DIRECTIVE: Please output every line of the material as it stands, without the pictures.

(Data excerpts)
══════════
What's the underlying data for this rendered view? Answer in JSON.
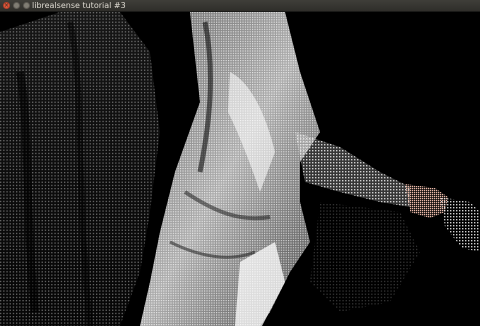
{
  "window": {
    "title": "librealsense tutorial #3"
  },
  "icons": {
    "close": "close-icon",
    "minimize": "minimize-icon",
    "maximize": "maximize-icon"
  },
  "colors": {
    "titlebar": "#3c3b37",
    "close_button": "#e0583a",
    "background": "#000000",
    "point_cloud": "#e6e6e6"
  }
}
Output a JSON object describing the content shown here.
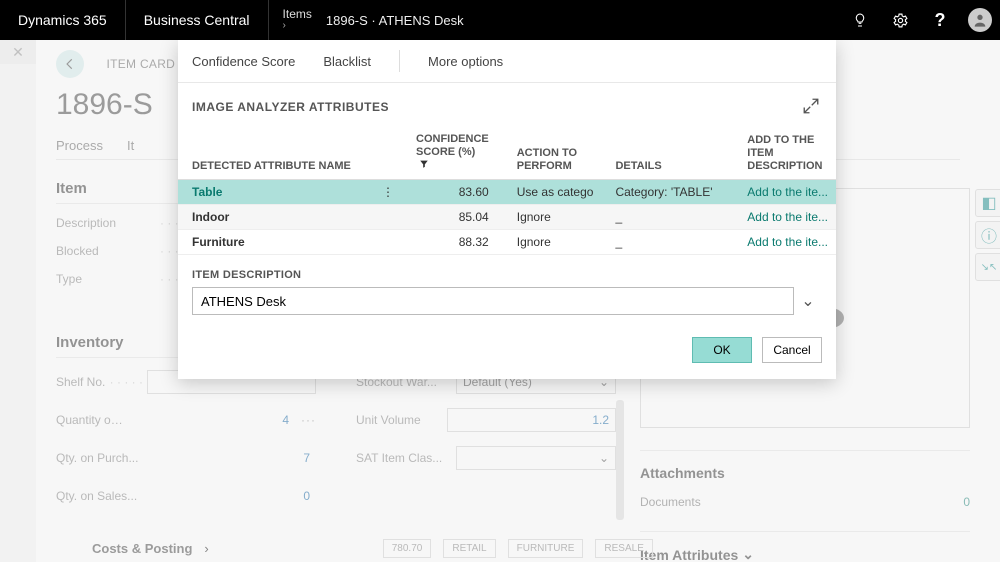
{
  "topbar": {
    "brand1": "Dynamics 365",
    "brand2": "Business Central",
    "crumb_top": "Items",
    "crumb_main": "1896-S · ATHENS Desk"
  },
  "page": {
    "card_label": "ITEM CARD",
    "title_visible": "1896-S",
    "tabs": {
      "process": "Process",
      "item_pfx": "It"
    },
    "sections": {
      "item": "Item",
      "inventory": "Inventory",
      "costs_posting": "Costs & Posting"
    },
    "fields": {
      "description": "Description",
      "blocked": "Blocked",
      "type": "Type",
      "shelf_no": "Shelf No.",
      "qty_on_hand": "Quantity on H...",
      "qty_on_purch": "Qty. on Purch...",
      "qty_on_sales": "Qty. on Sales...",
      "stockout": "Stockout War...",
      "unit_volume": "Unit Volume",
      "sat_item": "SAT Item Clas..."
    },
    "values": {
      "qty_on_hand": "4",
      "qty_on_purch": "7",
      "qty_on_sales": "0",
      "stockout": "Default (Yes)",
      "unit_volume": "1.2"
    },
    "costs_tags": [
      "780.70",
      "RETAIL",
      "FURNITURE",
      "RESALE"
    ]
  },
  "rightcol": {
    "attachments": "Attachments",
    "documents": "Documents",
    "documents_count": "0",
    "item_attributes": "Item Attributes"
  },
  "modal": {
    "tabs": {
      "confidence": "Confidence Score",
      "blacklist": "Blacklist",
      "more": "More options"
    },
    "title": "IMAGE ANALYZER ATTRIBUTES",
    "columns": {
      "name": "DETECTED ATTRIBUTE NAME",
      "conf_l1": "CONFIDENCE",
      "conf_l2": "SCORE (%)",
      "act_l1": "ACTION TO",
      "act_l2": "PERFORM",
      "details": "DETAILS",
      "add_l1": "ADD TO THE",
      "add_l2": "ITEM",
      "add_l3": "DESCRIPTION"
    },
    "rows": [
      {
        "name": "Table",
        "conf": "83.60",
        "action": "Use as catego",
        "details": "Category: 'TABLE'",
        "add": "Add to the ite..."
      },
      {
        "name": "Indoor",
        "conf": "85.04",
        "action": "Ignore",
        "details": "_",
        "add": "Add to the ite..."
      },
      {
        "name": "Furniture",
        "conf": "88.32",
        "action": "Ignore",
        "details": "_",
        "add": "Add to the ite..."
      }
    ],
    "desc_label": "ITEM DESCRIPTION",
    "desc_value": "ATHENS Desk",
    "ok": "OK",
    "cancel": "Cancel"
  }
}
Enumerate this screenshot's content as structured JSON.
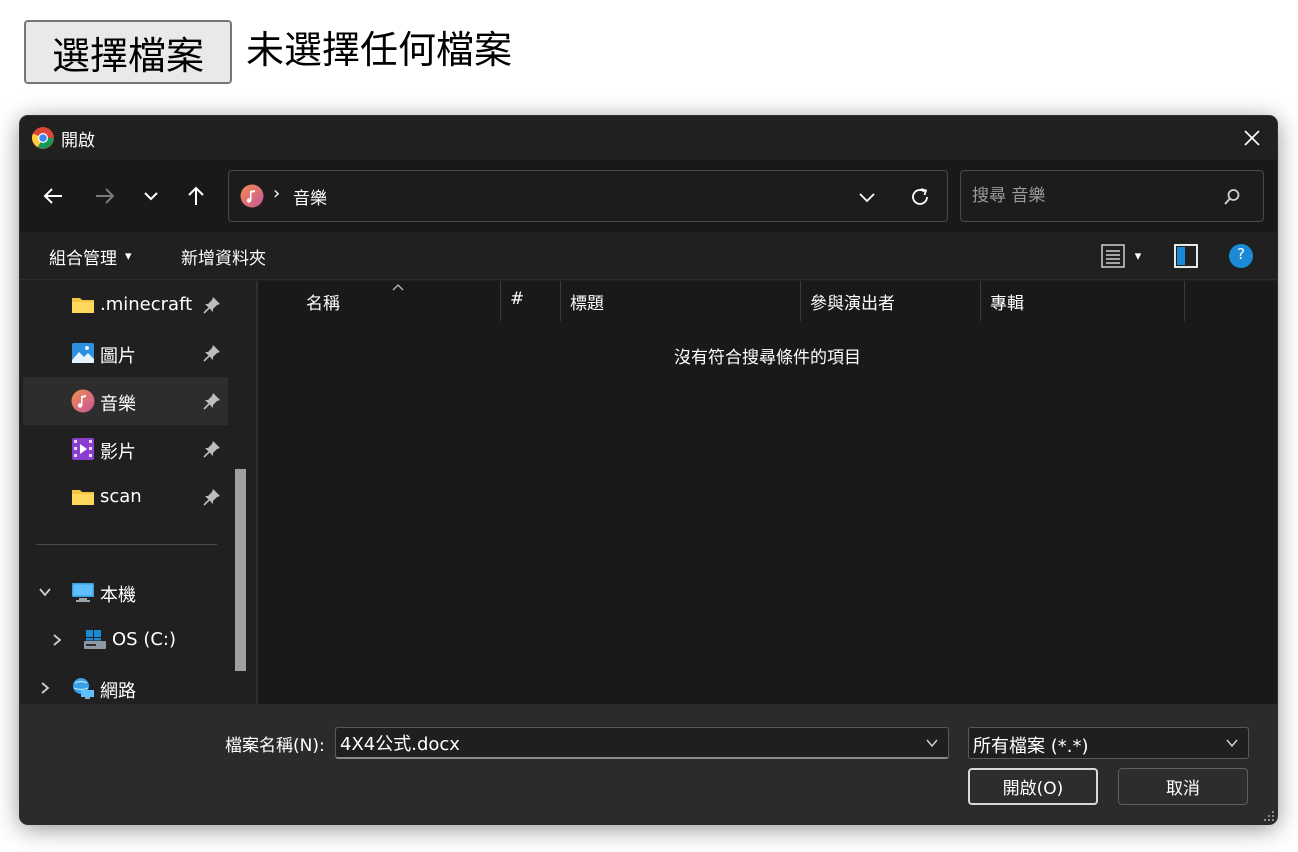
{
  "page": {
    "choose_button_label": "選擇檔案",
    "no_file_text": "未選擇任何檔案"
  },
  "dialog": {
    "title": "開啟",
    "nav": {
      "address_location": "音樂",
      "address_separator": "›",
      "search_placeholder": "搜尋 音樂"
    },
    "toolbar": {
      "organize_label": "組合管理",
      "organize_caret": "▾",
      "new_folder_label": "新增資料夾",
      "view_caret": "▾",
      "help_label": "?"
    },
    "sidebar": {
      "items": [
        {
          "label": ".minecraft",
          "icon": "folder-icon",
          "pinned": true
        },
        {
          "label": "圖片",
          "icon": "pictures-icon",
          "pinned": true
        },
        {
          "label": "音樂",
          "icon": "music-icon",
          "pinned": true,
          "selected": true
        },
        {
          "label": "影片",
          "icon": "videos-icon",
          "pinned": true
        },
        {
          "label": "scan",
          "icon": "folder-icon",
          "pinned": true
        }
      ],
      "tree": [
        {
          "label": "本機",
          "icon": "this-pc-icon",
          "expanded": true
        },
        {
          "label": "OS (C:)",
          "icon": "drive-icon",
          "expanded": false
        },
        {
          "label": "網路",
          "icon": "network-icon",
          "expanded": false
        }
      ]
    },
    "columns": [
      "名稱",
      "#",
      "標題",
      "參與演出者",
      "專輯"
    ],
    "empty_message": "沒有符合搜尋條件的項目",
    "footer": {
      "filename_label": "檔案名稱(N):",
      "filename_value": "4X4公式.docx",
      "filetype_value": "所有檔案 (*.*)",
      "open_button": "開啟(O)",
      "cancel_button": "取消"
    }
  },
  "colors": {
    "dialog_bg": "#202020",
    "content_bg": "#191919",
    "footer_bg": "#2b2b2b",
    "help_blue": "#1a8ad4",
    "folder_yellow": "#f4c542",
    "music_gradient_start": "#f38b4e",
    "music_gradient_end": "#c6569a"
  }
}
══════════
FINISHED EXERCISE:
What's the underlying data for this rendered view? Answer in JSON.
{
  "window": {
    "title": "librealsense tutorial #3"
  },
  "icons": {
    "close": "close-icon",
    "minimize": "minimize-icon",
    "maximize": "maximize-icon"
  },
  "colors": {
    "titlebar": "#3c3b37",
    "close_button": "#e0583a",
    "background": "#000000",
    "point_cloud": "#e6e6e6"
  }
}
Output a JSON object describing the content shown here.
{
  "topbar": {
    "brand1": "Dynamics 365",
    "brand2": "Business Central",
    "crumb_top": "Items",
    "crumb_main": "1896-S · ATHENS Desk"
  },
  "page": {
    "card_label": "ITEM CARD",
    "title_visible": "1896-S",
    "tabs": {
      "process": "Process",
      "item_pfx": "It"
    },
    "sections": {
      "item": "Item",
      "inventory": "Inventory",
      "costs_posting": "Costs & Posting"
    },
    "fields": {
      "description": "Description",
      "blocked": "Blocked",
      "type": "Type",
      "shelf_no": "Shelf No.",
      "qty_on_hand": "Quantity on H...",
      "qty_on_purch": "Qty. on Purch...",
      "qty_on_sales": "Qty. on Sales...",
      "stockout": "Stockout War...",
      "unit_volume": "Unit Volume",
      "sat_item": "SAT Item Clas..."
    },
    "values": {
      "qty_on_hand": "4",
      "qty_on_purch": "7",
      "qty_on_sales": "0",
      "stockout": "Default (Yes)",
      "unit_volume": "1.2"
    },
    "costs_tags": [
      "780.70",
      "RETAIL",
      "FURNITURE",
      "RESALE"
    ]
  },
  "rightcol": {
    "attachments": "Attachments",
    "documents": "Documents",
    "documents_count": "0",
    "item_attributes": "Item Attributes"
  },
  "modal": {
    "tabs": {
      "confidence": "Confidence Score",
      "blacklist": "Blacklist",
      "more": "More options"
    },
    "title": "IMAGE ANALYZER ATTRIBUTES",
    "columns": {
      "name": "DETECTED ATTRIBUTE NAME",
      "conf_l1": "CONFIDENCE",
      "conf_l2": "SCORE (%)",
      "act_l1": "ACTION TO",
      "act_l2": "PERFORM",
      "details": "DETAILS",
      "add_l1": "ADD TO THE",
      "add_l2": "ITEM",
      "add_l3": "DESCRIPTION"
    },
    "rows": [
      {
        "name": "Table",
        "conf": "83.60",
        "action": "Use as catego",
        "details": "Category: 'TABLE'",
        "add": "Add to the ite..."
      },
      {
        "name": "Indoor",
        "conf": "85.04",
        "action": "Ignore",
        "details": "_",
        "add": "Add to the ite..."
      },
      {
        "name": "Furniture",
        "conf": "88.32",
        "action": "Ignore",
        "details": "_",
        "add": "Add to the ite..."
      }
    ],
    "desc_label": "ITEM DESCRIPTION",
    "desc_value": "ATHENS Desk",
    "ok": "OK",
    "cancel": "Cancel"
  }
}
Enumerate this screenshot's content as structured JSON.
{
  "page": {
    "choose_button_label": "選擇檔案",
    "no_file_text": "未選擇任何檔案"
  },
  "dialog": {
    "title": "開啟",
    "nav": {
      "address_location": "音樂",
      "address_separator": "›",
      "search_placeholder": "搜尋 音樂"
    },
    "toolbar": {
      "organize_label": "組合管理",
      "organize_caret": "▾",
      "new_folder_label": "新增資料夾",
      "view_caret": "▾",
      "help_label": "?"
    },
    "sidebar": {
      "items": [
        {
          "label": ".minecraft",
          "icon": "folder-icon",
          "pinned": true
        },
        {
          "label": "圖片",
          "icon": "pictures-icon",
          "pinned": true
        },
        {
          "label": "音樂",
          "icon": "music-icon",
          "pinned": true,
          "selected": true
        },
        {
          "label": "影片",
          "icon": "videos-icon",
          "pinned": true
        },
        {
          "label": "scan",
          "icon": "folder-icon",
          "pinned": true
        }
      ],
      "tree": [
        {
          "label": "本機",
          "icon": "this-pc-icon",
          "expanded": true
        },
        {
          "label": "OS (C:)",
          "icon": "drive-icon",
          "expanded": false
        },
        {
          "label": "網路",
          "icon": "network-icon",
          "expanded": false
        }
      ]
    },
    "columns": [
      "名稱",
      "#",
      "標題",
      "參與演出者",
      "專輯"
    ],
    "empty_message": "沒有符合搜尋條件的項目",
    "footer": {
      "filename_label": "檔案名稱(N):",
      "filename_value": "4X4公式.docx",
      "filetype_value": "所有檔案 (*.*)",
      "open_button": "開啟(O)",
      "cancel_button": "取消"
    }
  },
  "colors": {
    "dialog_bg": "#202020",
    "content_bg": "#191919",
    "footer_bg": "#2b2b2b",
    "help_blue": "#1a8ad4",
    "folder_yellow": "#f4c542",
    "music_gradient_start": "#f38b4e",
    "music_gradient_end": "#c6569a"
  }
}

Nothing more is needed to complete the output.